_INSTRUCTIONS TO FOLLOW_: Copy all lines holding the word "each" from the entries.

_PROVIDED DATA_:

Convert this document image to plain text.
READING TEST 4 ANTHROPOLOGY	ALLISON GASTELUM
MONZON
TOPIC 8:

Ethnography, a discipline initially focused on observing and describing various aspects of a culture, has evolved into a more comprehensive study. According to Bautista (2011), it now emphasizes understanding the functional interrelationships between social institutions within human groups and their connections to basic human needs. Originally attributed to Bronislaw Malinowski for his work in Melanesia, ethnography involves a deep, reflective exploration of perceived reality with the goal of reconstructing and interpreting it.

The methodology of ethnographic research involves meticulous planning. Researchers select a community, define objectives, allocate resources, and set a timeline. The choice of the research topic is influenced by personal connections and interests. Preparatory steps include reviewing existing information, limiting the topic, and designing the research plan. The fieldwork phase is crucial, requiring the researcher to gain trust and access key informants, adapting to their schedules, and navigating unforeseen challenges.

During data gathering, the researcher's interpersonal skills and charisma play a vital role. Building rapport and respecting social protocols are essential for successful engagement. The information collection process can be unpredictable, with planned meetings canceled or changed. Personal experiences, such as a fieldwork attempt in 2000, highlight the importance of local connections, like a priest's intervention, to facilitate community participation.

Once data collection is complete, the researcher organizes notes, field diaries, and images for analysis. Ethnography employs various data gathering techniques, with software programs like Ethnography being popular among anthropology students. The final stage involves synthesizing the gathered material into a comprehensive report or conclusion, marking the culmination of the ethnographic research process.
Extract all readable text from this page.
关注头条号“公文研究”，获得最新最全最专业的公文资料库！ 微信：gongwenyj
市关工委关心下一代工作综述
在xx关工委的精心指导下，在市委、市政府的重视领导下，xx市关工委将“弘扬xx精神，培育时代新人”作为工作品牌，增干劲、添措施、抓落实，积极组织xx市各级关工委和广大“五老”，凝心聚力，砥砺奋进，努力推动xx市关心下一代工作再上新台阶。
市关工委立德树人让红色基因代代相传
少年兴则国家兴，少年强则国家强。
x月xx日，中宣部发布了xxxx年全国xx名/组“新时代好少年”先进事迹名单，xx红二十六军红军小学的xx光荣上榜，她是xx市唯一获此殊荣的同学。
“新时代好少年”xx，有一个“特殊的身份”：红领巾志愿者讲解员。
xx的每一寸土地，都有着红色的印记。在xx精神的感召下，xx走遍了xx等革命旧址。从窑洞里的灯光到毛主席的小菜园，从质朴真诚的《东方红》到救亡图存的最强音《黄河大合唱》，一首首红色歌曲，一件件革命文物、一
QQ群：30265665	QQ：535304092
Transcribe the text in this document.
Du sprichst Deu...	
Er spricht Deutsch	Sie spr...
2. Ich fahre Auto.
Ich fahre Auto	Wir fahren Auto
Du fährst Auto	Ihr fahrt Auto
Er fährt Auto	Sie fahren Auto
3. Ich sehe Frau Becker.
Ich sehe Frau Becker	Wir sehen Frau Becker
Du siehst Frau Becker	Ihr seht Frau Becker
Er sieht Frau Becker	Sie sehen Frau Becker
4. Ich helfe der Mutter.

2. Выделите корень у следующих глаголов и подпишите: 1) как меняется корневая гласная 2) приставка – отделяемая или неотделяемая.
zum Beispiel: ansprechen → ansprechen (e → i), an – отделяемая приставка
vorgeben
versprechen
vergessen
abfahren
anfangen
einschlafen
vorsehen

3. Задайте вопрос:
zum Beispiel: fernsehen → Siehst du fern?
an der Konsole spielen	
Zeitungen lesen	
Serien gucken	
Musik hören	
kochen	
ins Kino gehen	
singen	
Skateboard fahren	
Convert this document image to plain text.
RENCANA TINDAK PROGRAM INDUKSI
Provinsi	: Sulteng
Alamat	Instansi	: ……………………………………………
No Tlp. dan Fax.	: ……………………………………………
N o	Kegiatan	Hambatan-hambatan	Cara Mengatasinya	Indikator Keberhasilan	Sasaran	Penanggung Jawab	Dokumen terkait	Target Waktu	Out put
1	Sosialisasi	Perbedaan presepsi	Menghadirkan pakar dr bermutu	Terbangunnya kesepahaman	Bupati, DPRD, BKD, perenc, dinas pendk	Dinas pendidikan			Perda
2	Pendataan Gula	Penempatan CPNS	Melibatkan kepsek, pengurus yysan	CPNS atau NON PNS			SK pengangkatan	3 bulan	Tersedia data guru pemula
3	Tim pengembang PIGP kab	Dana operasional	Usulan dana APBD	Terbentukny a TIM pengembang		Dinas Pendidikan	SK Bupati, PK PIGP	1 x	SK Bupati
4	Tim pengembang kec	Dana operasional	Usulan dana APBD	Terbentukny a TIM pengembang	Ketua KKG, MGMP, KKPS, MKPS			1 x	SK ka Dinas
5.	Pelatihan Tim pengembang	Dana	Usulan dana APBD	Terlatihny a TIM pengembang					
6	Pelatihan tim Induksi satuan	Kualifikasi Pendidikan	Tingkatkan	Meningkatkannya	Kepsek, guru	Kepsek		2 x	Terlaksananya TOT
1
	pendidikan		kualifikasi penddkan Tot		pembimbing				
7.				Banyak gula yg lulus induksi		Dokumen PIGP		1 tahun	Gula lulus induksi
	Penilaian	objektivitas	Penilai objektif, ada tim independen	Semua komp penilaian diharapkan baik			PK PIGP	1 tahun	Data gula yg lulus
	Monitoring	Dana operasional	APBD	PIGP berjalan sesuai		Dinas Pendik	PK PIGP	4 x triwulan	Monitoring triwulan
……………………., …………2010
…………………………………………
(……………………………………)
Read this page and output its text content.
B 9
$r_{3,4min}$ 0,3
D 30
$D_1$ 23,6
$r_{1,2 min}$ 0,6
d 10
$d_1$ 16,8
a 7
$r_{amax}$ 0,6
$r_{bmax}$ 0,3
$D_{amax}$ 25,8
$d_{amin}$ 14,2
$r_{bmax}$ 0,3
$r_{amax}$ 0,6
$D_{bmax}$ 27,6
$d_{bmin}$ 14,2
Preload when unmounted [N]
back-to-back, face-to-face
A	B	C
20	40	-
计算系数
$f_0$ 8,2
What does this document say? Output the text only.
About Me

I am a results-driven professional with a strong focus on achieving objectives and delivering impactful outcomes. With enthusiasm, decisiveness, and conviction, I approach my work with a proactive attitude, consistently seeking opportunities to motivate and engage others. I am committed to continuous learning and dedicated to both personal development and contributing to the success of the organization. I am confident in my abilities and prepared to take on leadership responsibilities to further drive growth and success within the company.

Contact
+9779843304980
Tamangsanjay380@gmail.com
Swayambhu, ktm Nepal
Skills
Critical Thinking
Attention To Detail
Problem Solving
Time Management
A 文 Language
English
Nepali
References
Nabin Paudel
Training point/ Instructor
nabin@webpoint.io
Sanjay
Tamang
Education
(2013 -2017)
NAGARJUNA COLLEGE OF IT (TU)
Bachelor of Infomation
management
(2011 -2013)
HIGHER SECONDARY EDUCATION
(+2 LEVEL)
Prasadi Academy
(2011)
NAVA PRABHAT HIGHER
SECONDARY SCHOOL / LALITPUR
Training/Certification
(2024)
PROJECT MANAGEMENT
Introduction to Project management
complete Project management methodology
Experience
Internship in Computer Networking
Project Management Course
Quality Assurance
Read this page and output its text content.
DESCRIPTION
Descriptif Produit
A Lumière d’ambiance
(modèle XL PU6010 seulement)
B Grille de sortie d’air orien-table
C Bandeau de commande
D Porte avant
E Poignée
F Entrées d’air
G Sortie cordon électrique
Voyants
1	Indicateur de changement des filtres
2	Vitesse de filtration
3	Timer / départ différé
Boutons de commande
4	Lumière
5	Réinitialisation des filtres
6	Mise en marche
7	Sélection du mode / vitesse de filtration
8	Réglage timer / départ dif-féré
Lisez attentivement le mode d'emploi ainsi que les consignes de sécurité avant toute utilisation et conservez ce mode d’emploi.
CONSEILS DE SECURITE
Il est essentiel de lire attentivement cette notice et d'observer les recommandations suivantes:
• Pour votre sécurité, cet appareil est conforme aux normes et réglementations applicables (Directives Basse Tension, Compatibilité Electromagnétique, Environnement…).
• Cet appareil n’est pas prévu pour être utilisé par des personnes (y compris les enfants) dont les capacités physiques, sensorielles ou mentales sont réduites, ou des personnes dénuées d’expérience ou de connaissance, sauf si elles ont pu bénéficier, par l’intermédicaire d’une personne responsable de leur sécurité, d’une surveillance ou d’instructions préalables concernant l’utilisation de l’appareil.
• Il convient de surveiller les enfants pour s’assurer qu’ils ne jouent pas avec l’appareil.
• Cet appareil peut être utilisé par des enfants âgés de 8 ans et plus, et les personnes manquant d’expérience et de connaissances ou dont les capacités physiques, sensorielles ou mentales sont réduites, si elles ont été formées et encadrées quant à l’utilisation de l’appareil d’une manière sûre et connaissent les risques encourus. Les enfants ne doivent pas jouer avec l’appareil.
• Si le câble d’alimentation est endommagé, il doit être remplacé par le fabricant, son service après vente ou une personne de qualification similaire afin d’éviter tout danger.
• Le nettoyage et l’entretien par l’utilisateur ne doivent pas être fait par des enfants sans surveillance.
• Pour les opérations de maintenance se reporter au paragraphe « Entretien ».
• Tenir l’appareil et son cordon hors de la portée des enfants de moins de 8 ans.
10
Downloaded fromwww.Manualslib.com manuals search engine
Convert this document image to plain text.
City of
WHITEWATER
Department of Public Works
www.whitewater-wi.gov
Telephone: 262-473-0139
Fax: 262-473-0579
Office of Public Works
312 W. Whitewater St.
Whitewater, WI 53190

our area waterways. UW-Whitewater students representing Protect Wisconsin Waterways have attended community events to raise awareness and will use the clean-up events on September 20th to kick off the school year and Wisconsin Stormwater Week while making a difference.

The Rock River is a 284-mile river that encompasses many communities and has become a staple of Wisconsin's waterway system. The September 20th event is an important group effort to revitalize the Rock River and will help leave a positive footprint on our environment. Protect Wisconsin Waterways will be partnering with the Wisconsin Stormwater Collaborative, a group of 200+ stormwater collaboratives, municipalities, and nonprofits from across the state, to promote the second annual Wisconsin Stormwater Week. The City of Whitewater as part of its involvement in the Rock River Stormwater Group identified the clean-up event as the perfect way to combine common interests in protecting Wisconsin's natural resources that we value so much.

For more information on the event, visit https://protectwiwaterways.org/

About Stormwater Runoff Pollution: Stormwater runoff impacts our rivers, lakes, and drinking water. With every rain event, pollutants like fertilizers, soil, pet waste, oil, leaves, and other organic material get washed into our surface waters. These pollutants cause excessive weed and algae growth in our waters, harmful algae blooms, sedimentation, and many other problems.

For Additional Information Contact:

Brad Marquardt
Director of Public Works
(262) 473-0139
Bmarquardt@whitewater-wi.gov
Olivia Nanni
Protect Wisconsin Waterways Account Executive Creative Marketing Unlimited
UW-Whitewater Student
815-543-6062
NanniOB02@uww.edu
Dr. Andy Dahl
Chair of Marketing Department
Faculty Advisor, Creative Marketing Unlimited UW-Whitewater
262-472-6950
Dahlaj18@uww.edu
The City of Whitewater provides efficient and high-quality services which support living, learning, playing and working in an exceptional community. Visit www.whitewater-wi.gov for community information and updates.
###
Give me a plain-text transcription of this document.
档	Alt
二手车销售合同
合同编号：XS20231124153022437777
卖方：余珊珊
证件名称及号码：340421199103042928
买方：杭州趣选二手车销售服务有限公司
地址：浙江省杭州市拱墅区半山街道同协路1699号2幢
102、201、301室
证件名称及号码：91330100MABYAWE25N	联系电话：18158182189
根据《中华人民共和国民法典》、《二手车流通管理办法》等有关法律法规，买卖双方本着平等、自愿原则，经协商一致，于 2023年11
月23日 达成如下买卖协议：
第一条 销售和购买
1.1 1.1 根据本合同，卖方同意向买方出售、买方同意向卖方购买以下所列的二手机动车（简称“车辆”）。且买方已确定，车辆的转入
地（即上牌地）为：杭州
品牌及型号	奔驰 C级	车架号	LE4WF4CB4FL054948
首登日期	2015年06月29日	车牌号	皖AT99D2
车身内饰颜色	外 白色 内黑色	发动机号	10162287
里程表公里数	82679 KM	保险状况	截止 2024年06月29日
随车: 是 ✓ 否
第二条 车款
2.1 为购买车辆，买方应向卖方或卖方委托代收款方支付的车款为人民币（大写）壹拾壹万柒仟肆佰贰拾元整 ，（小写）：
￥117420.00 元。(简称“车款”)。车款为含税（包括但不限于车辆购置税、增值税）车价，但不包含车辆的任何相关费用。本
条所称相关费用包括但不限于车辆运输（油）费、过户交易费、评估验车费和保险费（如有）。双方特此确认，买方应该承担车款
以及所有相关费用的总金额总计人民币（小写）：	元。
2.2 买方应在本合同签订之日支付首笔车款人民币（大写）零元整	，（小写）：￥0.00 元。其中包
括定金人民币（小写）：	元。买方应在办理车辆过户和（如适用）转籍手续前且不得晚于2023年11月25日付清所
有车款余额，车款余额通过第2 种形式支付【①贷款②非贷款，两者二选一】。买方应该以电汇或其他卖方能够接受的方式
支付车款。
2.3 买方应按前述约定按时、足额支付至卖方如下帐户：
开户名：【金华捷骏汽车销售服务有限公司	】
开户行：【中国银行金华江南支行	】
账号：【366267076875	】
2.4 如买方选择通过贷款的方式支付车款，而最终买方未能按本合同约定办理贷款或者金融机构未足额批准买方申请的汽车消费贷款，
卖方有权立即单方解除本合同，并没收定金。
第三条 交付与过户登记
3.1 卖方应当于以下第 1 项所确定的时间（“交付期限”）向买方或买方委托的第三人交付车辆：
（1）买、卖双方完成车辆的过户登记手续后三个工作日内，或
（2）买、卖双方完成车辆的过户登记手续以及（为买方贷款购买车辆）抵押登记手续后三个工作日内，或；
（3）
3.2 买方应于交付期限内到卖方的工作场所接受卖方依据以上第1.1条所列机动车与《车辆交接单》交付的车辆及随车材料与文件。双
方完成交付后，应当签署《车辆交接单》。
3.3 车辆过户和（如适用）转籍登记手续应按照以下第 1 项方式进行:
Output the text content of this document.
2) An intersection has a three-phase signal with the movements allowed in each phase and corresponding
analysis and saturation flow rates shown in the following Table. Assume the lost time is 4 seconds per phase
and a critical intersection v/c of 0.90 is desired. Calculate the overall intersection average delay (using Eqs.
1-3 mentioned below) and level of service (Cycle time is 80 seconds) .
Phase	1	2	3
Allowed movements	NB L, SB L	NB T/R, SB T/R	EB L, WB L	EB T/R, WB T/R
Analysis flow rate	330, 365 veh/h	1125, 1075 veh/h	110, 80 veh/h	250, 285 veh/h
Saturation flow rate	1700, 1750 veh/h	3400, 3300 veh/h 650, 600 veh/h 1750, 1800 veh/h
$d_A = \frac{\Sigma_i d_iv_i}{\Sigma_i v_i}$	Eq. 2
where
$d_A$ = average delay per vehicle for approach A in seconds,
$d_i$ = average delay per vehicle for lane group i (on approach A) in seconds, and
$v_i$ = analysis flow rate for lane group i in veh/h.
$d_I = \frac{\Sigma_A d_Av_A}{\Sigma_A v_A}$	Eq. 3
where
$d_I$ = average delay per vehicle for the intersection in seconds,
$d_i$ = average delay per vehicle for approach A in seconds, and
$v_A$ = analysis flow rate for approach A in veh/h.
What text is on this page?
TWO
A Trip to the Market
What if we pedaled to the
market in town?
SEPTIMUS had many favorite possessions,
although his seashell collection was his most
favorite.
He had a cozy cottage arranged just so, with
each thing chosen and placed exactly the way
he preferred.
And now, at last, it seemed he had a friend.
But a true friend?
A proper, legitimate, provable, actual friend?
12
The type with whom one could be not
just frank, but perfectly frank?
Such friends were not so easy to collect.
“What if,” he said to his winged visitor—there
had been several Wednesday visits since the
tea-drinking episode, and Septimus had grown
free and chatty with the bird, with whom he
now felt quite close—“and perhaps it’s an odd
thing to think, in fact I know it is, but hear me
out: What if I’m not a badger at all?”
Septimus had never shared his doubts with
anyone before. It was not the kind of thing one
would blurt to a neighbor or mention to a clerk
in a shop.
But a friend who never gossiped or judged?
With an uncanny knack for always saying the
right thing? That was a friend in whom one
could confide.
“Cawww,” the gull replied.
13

_THE COMPLETED TASK_:
2) An intersection has a three-phase signal with the movements allowed in each phase and corresponding
each thing chosen and placed exactly the way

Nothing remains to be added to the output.